TO DO.
Each record is to be transcribed exactly.

[Figure record extracts]
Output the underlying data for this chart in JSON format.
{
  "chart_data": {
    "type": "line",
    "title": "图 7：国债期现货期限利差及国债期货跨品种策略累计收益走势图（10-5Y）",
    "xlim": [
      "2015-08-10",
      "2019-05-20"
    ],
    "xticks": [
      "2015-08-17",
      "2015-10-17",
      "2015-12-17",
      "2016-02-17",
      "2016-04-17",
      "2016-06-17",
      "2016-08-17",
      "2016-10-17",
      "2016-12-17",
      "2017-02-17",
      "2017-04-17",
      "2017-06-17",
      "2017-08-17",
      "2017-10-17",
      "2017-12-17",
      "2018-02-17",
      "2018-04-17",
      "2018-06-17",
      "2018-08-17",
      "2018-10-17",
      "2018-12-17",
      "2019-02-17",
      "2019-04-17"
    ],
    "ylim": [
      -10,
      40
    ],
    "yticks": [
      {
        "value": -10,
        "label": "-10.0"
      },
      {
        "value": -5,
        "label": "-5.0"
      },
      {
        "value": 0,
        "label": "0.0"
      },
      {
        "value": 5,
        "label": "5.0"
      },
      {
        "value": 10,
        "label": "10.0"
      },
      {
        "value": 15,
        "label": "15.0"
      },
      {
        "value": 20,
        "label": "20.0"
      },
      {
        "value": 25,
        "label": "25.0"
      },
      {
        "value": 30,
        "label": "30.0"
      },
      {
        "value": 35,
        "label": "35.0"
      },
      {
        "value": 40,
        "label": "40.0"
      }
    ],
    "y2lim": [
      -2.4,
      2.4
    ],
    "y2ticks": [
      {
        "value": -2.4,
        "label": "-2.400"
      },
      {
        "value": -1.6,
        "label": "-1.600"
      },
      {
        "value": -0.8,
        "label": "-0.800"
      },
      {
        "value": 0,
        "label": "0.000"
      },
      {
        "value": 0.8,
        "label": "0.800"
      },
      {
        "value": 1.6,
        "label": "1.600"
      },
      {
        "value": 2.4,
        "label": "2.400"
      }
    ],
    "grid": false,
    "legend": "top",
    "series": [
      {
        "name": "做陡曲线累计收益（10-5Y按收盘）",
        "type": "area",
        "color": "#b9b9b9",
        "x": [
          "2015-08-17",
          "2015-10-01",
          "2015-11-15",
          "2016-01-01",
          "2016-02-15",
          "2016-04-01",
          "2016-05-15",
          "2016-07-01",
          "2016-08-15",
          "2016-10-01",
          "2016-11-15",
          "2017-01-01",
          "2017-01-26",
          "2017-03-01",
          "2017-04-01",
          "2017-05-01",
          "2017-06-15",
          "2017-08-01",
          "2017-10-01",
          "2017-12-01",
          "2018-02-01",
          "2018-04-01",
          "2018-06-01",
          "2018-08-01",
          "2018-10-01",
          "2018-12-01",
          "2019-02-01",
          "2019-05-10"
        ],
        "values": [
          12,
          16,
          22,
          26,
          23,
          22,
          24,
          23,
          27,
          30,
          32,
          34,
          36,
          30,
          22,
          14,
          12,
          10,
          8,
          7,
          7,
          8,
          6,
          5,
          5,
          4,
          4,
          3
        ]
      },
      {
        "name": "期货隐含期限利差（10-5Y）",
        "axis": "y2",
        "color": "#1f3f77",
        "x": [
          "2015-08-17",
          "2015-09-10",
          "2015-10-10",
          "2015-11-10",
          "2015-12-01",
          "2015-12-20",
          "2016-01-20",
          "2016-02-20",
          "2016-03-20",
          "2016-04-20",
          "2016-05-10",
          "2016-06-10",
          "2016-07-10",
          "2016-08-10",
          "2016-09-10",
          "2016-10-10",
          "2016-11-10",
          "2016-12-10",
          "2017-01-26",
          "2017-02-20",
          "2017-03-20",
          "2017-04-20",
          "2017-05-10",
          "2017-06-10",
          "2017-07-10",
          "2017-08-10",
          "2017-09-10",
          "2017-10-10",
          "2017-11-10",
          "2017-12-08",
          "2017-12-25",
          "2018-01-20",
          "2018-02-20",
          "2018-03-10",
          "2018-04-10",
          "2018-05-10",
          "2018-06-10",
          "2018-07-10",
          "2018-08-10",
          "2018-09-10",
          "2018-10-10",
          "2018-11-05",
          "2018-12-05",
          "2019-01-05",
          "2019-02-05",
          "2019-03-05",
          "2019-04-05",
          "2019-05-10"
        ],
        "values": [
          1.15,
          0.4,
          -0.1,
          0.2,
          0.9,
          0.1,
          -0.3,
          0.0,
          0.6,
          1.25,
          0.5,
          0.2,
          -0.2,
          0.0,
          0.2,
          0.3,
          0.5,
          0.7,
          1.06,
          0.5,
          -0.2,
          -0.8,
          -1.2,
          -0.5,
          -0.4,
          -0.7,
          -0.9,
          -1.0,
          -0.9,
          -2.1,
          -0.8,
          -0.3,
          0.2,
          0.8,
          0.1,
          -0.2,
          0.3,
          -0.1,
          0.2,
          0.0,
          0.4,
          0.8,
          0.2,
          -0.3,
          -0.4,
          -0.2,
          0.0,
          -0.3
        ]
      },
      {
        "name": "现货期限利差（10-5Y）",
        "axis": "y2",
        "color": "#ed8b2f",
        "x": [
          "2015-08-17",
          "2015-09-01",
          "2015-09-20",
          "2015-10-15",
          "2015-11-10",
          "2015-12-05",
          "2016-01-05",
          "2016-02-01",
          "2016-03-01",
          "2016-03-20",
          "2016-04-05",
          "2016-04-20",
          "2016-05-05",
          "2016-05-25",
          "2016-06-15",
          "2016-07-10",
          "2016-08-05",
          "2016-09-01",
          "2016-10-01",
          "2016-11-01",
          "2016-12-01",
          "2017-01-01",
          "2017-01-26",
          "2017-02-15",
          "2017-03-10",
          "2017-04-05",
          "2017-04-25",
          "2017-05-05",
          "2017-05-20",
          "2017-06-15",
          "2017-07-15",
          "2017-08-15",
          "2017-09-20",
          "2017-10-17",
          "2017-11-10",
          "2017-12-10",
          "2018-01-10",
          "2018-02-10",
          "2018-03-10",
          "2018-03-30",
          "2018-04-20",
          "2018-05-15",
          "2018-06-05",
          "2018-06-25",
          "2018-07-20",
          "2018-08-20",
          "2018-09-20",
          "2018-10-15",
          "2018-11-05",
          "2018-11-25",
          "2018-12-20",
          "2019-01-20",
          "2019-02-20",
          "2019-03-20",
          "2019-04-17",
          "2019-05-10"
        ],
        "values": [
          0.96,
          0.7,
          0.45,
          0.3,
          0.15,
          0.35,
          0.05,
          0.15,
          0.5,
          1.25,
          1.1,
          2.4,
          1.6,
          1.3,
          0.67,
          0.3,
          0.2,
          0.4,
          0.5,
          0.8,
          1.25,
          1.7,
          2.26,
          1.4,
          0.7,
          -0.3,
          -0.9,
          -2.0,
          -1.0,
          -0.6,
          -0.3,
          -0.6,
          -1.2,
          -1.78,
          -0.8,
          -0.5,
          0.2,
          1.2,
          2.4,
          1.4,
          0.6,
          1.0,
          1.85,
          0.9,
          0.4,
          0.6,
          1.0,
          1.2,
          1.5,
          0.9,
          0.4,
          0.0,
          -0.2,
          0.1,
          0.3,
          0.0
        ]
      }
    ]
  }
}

TASK RESPONSE.
Output the underlying data for this chart in JSON format.
{
  "chart_data": {
    "type": "line",
    "title": "图 7：国债期现货期限利差及国债期货跨品种策略累计收益走势图（10-5Y）",
    "xlim": [
      "2015-08-10",
      "2019-05-20"
    ],
    "xticks": [
      "2015-08-17",
      "2015-10-17",
      "2015-12-17",
      "2016-02-17",
      "2016-04-17",
      "2016-06-17",
      "2016-08-17",
      "2016-10-17",
      "2016-12-17",
      "2017-02-17",
      "2017-04-17",
      "2017-06-17",
      "2017-08-17",
      "2017-10-17",
      "2017-12-17",
      "2018-02-17",
      "2018-04-17",
      "2018-06-17",
      "2018-08-17",
      "2018-10-17",
      "2018-12-17",
      "2019-02-17",
      "2019-04-17"
    ],
    "ylim": [
      -10,
      40
    ],
    "yticks": [
      {
        "value": -10,
        "label": "-10.0"
      },
      {
        "value": -5,
        "label": "-5.0"
      },
      {
        "value": 0,
        "label": "0.0"
      },
      {
        "value": 5,
        "label": "5.0"
      },
      {
        "value": 10,
        "label": "10.0"
      },
      {
        "value": 15,
        "label": "15.0"
      },
      {
        "value": 20,
        "label": "20.0"
      },
      {
        "value": 25,
        "label": "25.0"
      },
      {
        "value": 30,
        "label": "30.0"
      },
      {
        "value": 35,
        "label": "35.0"
      },
      {
        "value": 40,
        "label": "40.0"
      }
    ],
    "y2lim": [
      -2.4,
      2.4
    ],
    "y2ticks": [
      {
        "value": -2.4,
        "label": "-2.400"
      },
      {
        "value": -1.6,
        "label": "-1.600"
      },
      {
        "value": -0.8,
        "label": "-0.800"
      },
      {
        "value": 0,
        "label": "0.000"
      },
      {
        "value": 0.8,
        "label": "0.800"
      },
      {
        "value": 1.6,
        "label": "1.600"
      },
      {
        "value": 2.4,
        "label": "2.400"
      }
    ],
    "grid": false,
    "legend": "top",
    "series": [
      {
        "name": "做陡曲线累计收益（10-5Y按收盘）",
        "type": "area",
        "color": "#b9b9b9",
        "x": [
          "2015-08-17",
          "2015-10-01",
          "2015-11-15",
          "2016-01-01",
          "2016-02-15",
          "2016-04-01",
          "2016-05-15",
          "2016-07-01",
          "2016-08-15",
          "2016-10-01",
          "2016-11-15",
          "2017-01-01",
          "2017-01-26",
          "2017-03-01",
          "2017-04-01",
          "2017-05-01",
          "2017-06-15",
          "2017-08-01",
          "2017-10-01",
          "2017-12-01",
          "2018-02-01",
          "2018-04-01",
          "2018-06-01",
          "2018-08-01",
          "2018-10-01",
          "2018-12-01",
          "2019-02-01",
          "2019-05-10"
        ],
        "values": [
          12,
          16,
          22,
          26,
          23,
          22,
          24,
          23,
          27,
          30,
          32,
          34,
          36,
          30,
          22,
          14,
          12,
          10,
          8,
          7,
          7,
          8,
          6,
          5,
          5,
          4,
          4,
          3
        ]
      },
      {
        "name": "期货隐含期限利差（10-5Y）",
        "axis": "y2",
        "color": "#1f3f77",
        "x": [
          "2015-08-17",
          "2015-09-10",
          "2015-10-10",
          "2015-11-10",
          "2015-12-01",
          "2015-12-20",
          "2016-01-20",
          "2016-02-20",
          "2016-03-20",
          "2016-04-20",
          "2016-05-10",
          "2016-06-10",
          "2016-07-10",
          "2016-08-10",
          "2016-09-10",
          "2016-10-10",
          "2016-11-10",
          "2016-12-10",
          "2017-01-26",
          "2017-02-20",
          "2017-03-20",
          "2017-04-20",
          "2017-05-10",
          "2017-06-10",
          "2017-07-10",
          "2017-08-10",
          "2017-09-10",
          "2017-10-10",
          "2017-11-10",
          "2017-12-08",
          "2017-12-25",
          "2018-01-20",
          "2018-02-20",
          "2018-03-10",
          "2018-04-10",
          "2018-05-10",
          "2018-06-10",
          "2018-07-10",
          "2018-08-10",
          "2018-09-10",
          "2018-10-10",
          "2018-11-05",
          "2018-12-05",
          "2019-01-05",
          "2019-02-05",
          "2019-03-05",
          "2019-04-05",
          "2019-05-10"
        ],
        "values": [
          1.15,
          0.4,
          -0.1,
          0.2,
          0.9,
          0.1,
          -0.3,
          0.0,
          0.6,
          1.25,
          0.5,
          0.2,
          -0.2,
          0.0,
          0.2,
          0.3,
          0.5,
          0.7,
          1.06,
          0.5,
          -0.2,
          -0.8,
          -1.2,
          -0.5,
          -0.4,
          -0.7,
          -0.9,
          -1.0,
          -0.9,
          -2.1,
          -0.8,
          -0.3,
          0.2,
          0.8,
          0.1,
          -0.2,
          0.3,
          -0.1,
          0.2,
          0.0,
          0.4,
          0.8,
          0.2,
          -0.3,
          -0.4,
          -0.2,
          0.0,
          -0.3
        ]
      },
      {
        "name": "现货期限利差（10-5Y）",
        "axis": "y2",
        "color": "#ed8b2f",
        "x": [
          "2015-08-17",
          "2015-09-01",
          "2015-09-20",
          "2015-10-15",
          "2015-11-10",
          "2015-12-05",
          "2016-01-05",
          "2016-02-01",
          "2016-03-01",
          "2016-03-20",
          "2016-04-05",
          "2016-04-20",
          "2016-05-05",
          "2016-05-25",
          "2016-06-15",
          "2016-07-10",
          "2016-08-05",
          "2016-09-01",
          "2016-10-01",
          "2016-11-01",
          "2016-12-01",
          "2017-01-01",
          "2017-01-26",
          "2017-02-15",
          "2017-03-10",
          "2017-04-05",
          "2017-04-25",
          "2017-05-05",
          "2017-05-20",
          "2017-06-15",
          "2017-07-15",
          "2017-08-15",
          "2017-09-20",
          "2017-10-17",
          "2017-11-10",
          "2017-12-10",
          "2018-01-10",
          "2018-02-10",
          "2018-03-10",
          "2018-03-30",
          "2018-04-20",
          "2018-05-15",
          "2018-06-05",
          "2018-06-25",
          "2018-07-20",
          "2018-08-20",
          "2018-09-20",
          "2018-10-15",
          "2018-11-05",
          "2018-11-25",
          "2018-12-20",
          "2019-01-20",
          "2019-02-20",
          "2019-03-20",
          "2019-04-17",
          "2019-05-10"
        ],
        "values": [
          0.96,
          0.7,
          0.45,
          0.3,
          0.15,
          0.35,
          0.05,
          0.15,
          0.5,
          1.25,
          1.1,
          2.4,
          1.6,
          1.3,
          0.67,
          0.3,
          0.2,
          0.4,
          0.5,
          0.8,
          1.25,
          1.7,
          2.26,
          1.4,
          0.7,
          -0.3,
          -0.9,
          -2.0,
          -1.0,
          -0.6,
          -0.3,
          -0.6,
          -1.2,
          -1.78,
          -0.8,
          -0.5,
          0.2,
          1.2,
          2.4,
          1.4,
          0.6,
          1.0,
          1.85,
          0.9,
          0.4,
          0.6,
          1.0,
          1.2,
          1.5,
          0.9,
          0.4,
          0.0,
          -0.2,
          0.1,
          0.3,
          0.0
        ]
      }
    ]
  }
}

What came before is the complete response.